- **Task prompt**: Copy every line in the records below that contains the word "如图所示".

[Recorded data]
■ ■ ■

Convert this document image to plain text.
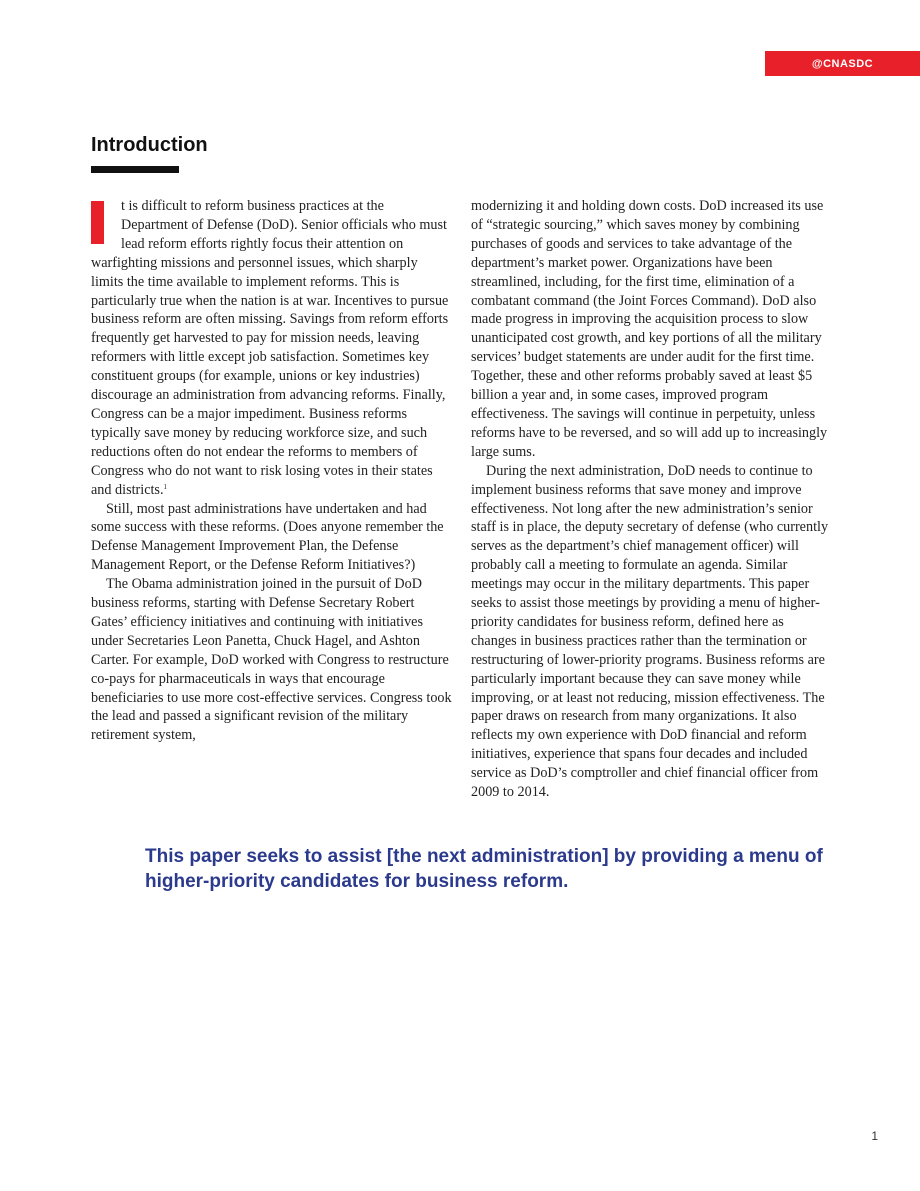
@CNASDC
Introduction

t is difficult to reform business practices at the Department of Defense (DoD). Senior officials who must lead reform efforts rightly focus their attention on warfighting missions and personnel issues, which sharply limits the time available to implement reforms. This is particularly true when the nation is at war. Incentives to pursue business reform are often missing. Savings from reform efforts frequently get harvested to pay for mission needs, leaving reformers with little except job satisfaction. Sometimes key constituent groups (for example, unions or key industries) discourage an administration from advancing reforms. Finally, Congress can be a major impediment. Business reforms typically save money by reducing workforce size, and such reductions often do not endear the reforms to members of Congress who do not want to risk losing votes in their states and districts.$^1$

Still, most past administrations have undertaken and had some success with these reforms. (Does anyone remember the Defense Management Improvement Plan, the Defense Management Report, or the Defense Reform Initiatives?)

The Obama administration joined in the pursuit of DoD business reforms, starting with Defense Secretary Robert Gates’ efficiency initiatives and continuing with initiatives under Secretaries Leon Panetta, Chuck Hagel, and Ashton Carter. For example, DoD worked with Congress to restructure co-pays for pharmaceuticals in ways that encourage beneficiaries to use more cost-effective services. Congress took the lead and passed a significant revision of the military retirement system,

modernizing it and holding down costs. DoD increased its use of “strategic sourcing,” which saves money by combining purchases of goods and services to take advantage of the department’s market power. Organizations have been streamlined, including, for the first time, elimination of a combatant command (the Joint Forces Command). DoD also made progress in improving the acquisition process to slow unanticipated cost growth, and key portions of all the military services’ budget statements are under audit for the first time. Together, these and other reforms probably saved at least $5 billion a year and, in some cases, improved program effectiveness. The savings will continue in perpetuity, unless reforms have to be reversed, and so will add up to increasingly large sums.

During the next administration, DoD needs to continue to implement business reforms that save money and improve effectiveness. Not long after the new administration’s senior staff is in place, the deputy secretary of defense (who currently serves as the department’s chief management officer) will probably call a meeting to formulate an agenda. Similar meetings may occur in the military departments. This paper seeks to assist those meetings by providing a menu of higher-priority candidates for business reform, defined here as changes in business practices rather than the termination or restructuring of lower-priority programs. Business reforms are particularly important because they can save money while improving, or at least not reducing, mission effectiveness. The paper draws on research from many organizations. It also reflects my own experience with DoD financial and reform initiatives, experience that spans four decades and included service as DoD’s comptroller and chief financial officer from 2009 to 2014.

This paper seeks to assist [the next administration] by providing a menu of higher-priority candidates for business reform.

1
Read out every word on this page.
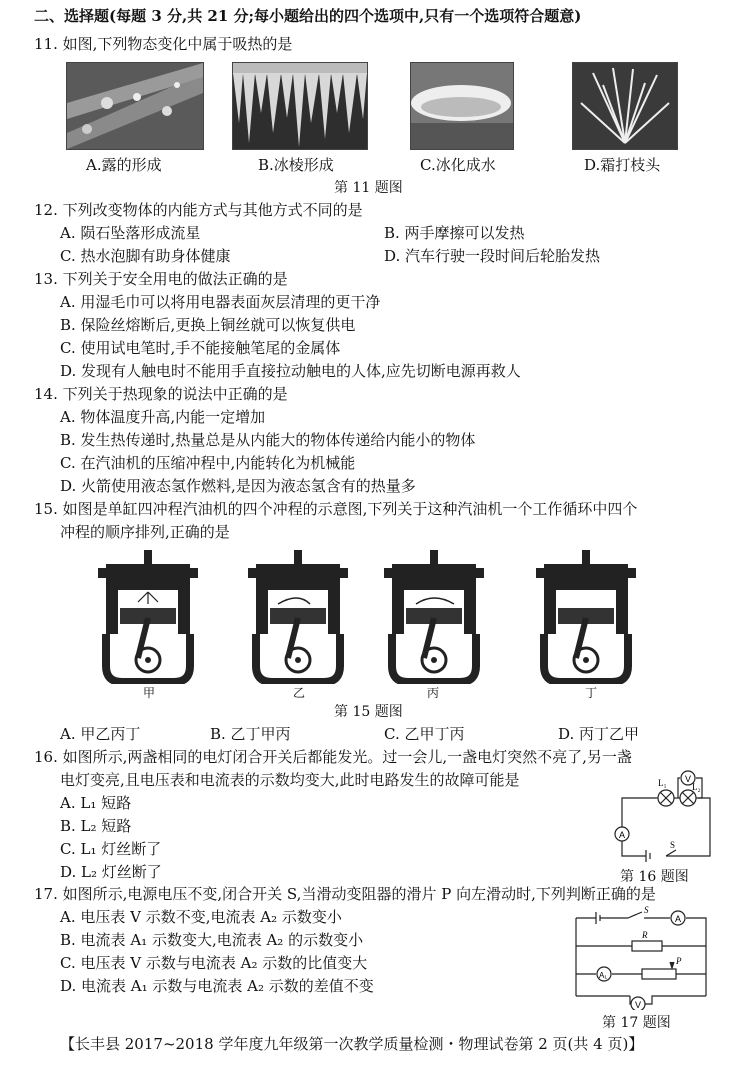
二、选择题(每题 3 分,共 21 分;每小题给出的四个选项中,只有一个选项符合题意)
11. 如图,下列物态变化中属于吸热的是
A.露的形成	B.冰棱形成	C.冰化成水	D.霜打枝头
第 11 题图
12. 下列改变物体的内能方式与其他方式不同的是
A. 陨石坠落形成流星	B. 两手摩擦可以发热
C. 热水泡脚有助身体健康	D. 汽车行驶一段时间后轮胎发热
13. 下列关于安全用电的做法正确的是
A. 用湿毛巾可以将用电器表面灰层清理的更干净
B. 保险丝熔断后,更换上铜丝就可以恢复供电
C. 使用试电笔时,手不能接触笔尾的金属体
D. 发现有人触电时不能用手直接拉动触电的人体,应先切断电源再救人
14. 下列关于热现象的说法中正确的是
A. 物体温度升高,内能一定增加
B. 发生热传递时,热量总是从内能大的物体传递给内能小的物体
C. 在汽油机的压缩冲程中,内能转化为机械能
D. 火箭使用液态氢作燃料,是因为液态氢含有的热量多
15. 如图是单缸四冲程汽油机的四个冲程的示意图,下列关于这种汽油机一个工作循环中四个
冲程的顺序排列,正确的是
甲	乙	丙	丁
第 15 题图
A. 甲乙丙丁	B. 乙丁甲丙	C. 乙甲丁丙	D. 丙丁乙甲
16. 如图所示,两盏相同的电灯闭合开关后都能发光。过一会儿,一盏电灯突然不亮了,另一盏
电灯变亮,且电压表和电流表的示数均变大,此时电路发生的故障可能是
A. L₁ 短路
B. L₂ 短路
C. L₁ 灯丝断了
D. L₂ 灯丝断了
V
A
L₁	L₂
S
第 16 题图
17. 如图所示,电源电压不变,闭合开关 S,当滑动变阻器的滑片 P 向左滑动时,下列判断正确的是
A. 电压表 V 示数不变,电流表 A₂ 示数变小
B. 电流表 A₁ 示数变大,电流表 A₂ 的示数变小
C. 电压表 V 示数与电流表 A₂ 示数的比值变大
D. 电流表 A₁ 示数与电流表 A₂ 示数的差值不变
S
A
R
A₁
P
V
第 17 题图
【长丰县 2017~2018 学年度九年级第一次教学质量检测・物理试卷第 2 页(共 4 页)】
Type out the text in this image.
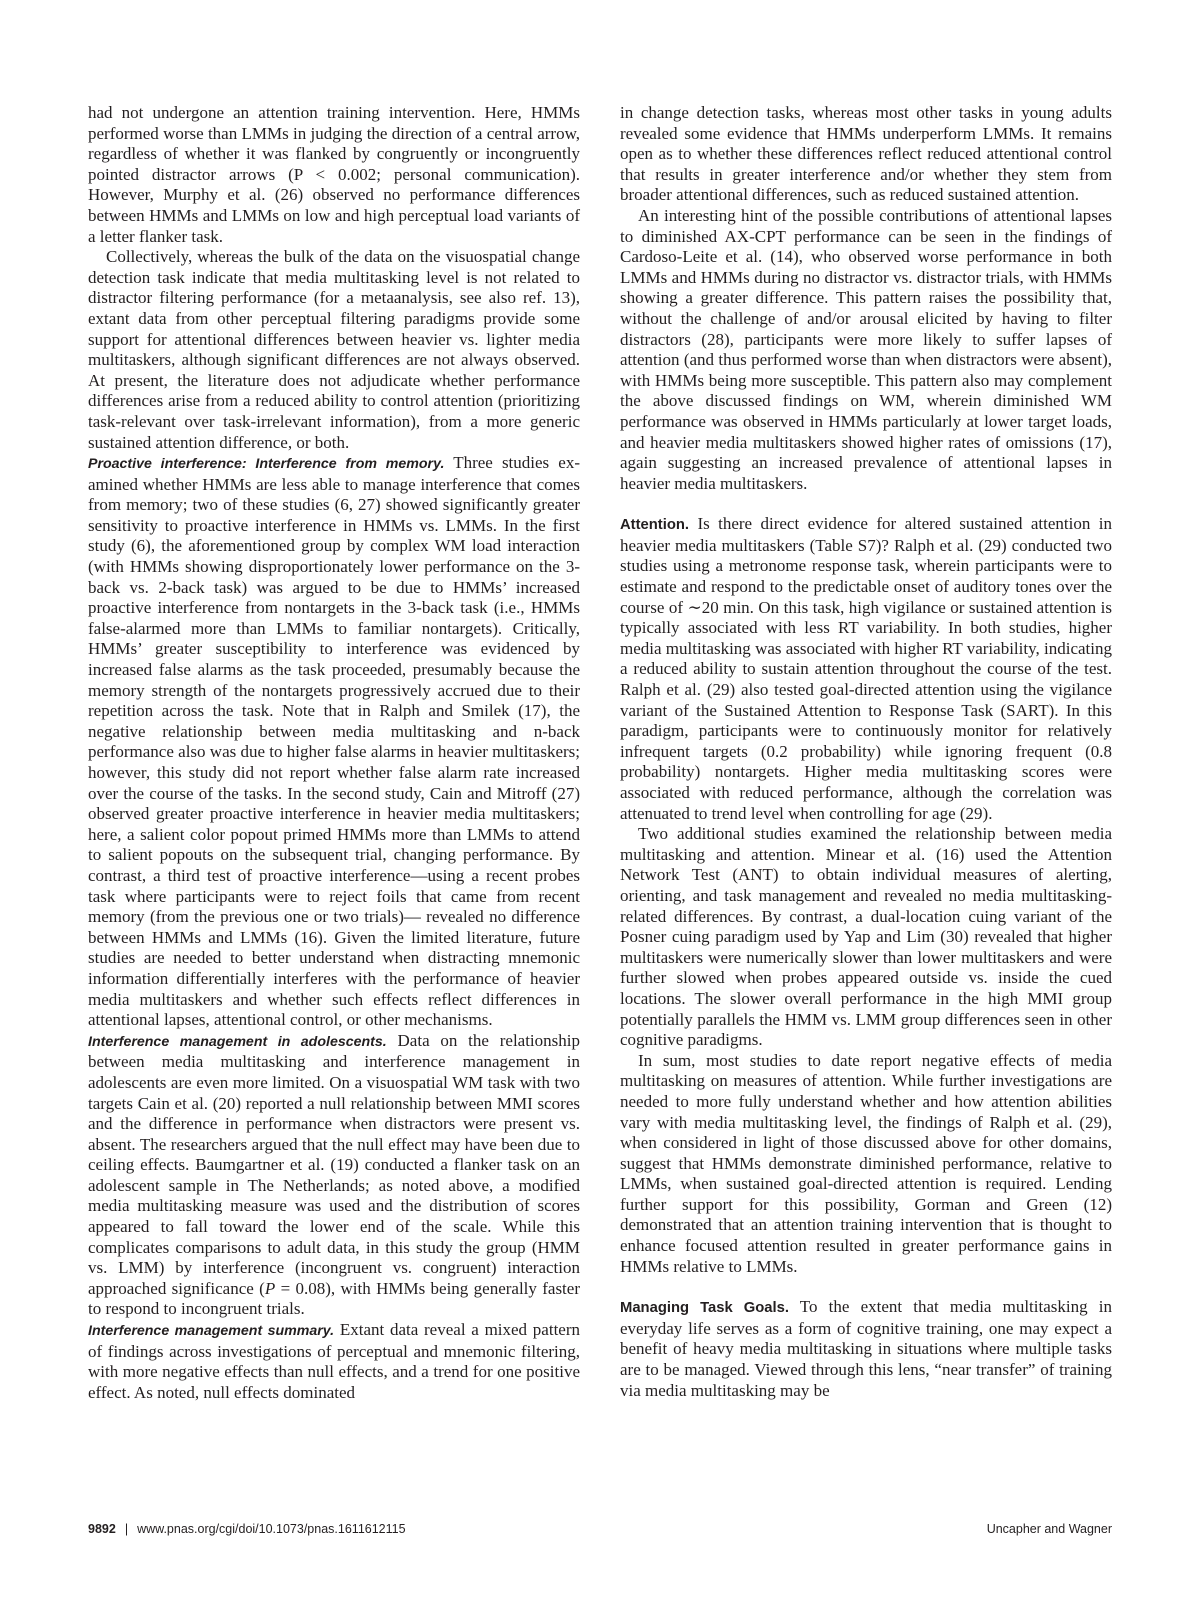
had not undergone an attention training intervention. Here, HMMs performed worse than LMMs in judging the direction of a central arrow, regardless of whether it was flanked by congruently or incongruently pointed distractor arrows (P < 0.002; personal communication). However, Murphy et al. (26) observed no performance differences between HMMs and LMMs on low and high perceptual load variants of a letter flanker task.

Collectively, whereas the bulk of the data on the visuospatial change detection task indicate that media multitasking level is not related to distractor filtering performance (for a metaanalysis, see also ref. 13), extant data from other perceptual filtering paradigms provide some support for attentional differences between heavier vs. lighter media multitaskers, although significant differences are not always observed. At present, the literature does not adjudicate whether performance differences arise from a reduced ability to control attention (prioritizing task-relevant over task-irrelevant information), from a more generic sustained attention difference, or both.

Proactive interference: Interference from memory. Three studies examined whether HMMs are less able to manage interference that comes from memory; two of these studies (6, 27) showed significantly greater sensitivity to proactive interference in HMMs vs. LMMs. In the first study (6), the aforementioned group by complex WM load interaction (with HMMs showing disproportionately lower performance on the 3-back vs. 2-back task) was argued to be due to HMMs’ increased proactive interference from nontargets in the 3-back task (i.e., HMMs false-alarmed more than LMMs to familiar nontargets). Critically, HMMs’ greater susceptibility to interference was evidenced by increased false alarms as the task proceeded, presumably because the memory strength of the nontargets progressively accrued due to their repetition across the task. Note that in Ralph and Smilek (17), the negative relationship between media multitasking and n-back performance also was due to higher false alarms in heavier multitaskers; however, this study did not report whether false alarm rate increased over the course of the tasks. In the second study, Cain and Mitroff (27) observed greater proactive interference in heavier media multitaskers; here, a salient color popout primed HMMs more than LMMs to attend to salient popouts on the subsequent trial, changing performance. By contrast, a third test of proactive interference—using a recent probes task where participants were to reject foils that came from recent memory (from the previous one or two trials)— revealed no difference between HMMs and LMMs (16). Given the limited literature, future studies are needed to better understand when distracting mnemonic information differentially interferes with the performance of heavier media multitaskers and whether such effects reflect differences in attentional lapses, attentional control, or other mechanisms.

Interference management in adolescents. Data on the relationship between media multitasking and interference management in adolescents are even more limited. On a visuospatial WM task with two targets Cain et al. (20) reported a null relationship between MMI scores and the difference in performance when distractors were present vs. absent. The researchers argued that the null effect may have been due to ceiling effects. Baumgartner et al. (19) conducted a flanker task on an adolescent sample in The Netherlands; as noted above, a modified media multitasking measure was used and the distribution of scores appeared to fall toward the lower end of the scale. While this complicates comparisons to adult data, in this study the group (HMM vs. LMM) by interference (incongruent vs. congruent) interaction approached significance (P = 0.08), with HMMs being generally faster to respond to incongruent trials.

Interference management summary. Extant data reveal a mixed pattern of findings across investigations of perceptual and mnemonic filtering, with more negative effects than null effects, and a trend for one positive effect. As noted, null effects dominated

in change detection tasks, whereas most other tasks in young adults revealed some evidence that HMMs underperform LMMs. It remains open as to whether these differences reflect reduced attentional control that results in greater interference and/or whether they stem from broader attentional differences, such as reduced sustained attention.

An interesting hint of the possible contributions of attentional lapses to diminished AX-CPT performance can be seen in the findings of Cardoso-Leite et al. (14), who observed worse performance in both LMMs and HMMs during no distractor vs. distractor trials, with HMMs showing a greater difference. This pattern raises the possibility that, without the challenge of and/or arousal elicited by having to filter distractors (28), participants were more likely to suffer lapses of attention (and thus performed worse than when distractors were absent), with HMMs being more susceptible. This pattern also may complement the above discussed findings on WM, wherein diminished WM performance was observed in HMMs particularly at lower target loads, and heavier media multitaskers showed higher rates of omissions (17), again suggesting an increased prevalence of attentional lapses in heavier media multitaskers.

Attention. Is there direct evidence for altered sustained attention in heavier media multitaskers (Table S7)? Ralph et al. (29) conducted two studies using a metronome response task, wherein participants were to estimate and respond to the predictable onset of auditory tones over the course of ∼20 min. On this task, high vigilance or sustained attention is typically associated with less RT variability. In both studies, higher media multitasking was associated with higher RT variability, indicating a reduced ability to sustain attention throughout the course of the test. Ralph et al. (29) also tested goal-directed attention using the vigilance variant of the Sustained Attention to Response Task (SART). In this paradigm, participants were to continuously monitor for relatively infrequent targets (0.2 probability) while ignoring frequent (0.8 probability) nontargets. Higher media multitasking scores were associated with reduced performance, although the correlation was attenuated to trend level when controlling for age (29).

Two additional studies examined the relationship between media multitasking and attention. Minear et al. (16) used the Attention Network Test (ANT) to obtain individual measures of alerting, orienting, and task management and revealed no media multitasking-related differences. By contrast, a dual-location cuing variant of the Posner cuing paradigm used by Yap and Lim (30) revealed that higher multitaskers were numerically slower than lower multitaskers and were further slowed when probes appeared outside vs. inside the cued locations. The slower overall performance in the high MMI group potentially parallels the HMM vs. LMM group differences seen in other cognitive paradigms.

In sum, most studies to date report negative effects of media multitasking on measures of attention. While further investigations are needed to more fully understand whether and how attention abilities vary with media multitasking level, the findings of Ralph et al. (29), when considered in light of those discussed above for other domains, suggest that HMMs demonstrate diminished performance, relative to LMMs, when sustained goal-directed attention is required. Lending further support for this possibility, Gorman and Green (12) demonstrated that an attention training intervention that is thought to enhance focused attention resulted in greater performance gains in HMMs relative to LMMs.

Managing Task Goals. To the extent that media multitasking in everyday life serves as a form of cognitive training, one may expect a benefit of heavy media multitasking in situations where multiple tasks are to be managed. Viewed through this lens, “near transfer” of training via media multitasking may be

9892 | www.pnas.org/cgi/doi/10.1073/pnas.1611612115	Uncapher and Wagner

■ ■ ■

- **Answer to this exercise**:
16. 如图所示,两盏相同的电灯闭合开关后都能发光。过一会儿,一盏电灯突然不亮了,另一盏
17. 如图所示,电源电压不变,闭合开关 S,当滑动变阻器的滑片 P 向左滑动时,下列判断正确的是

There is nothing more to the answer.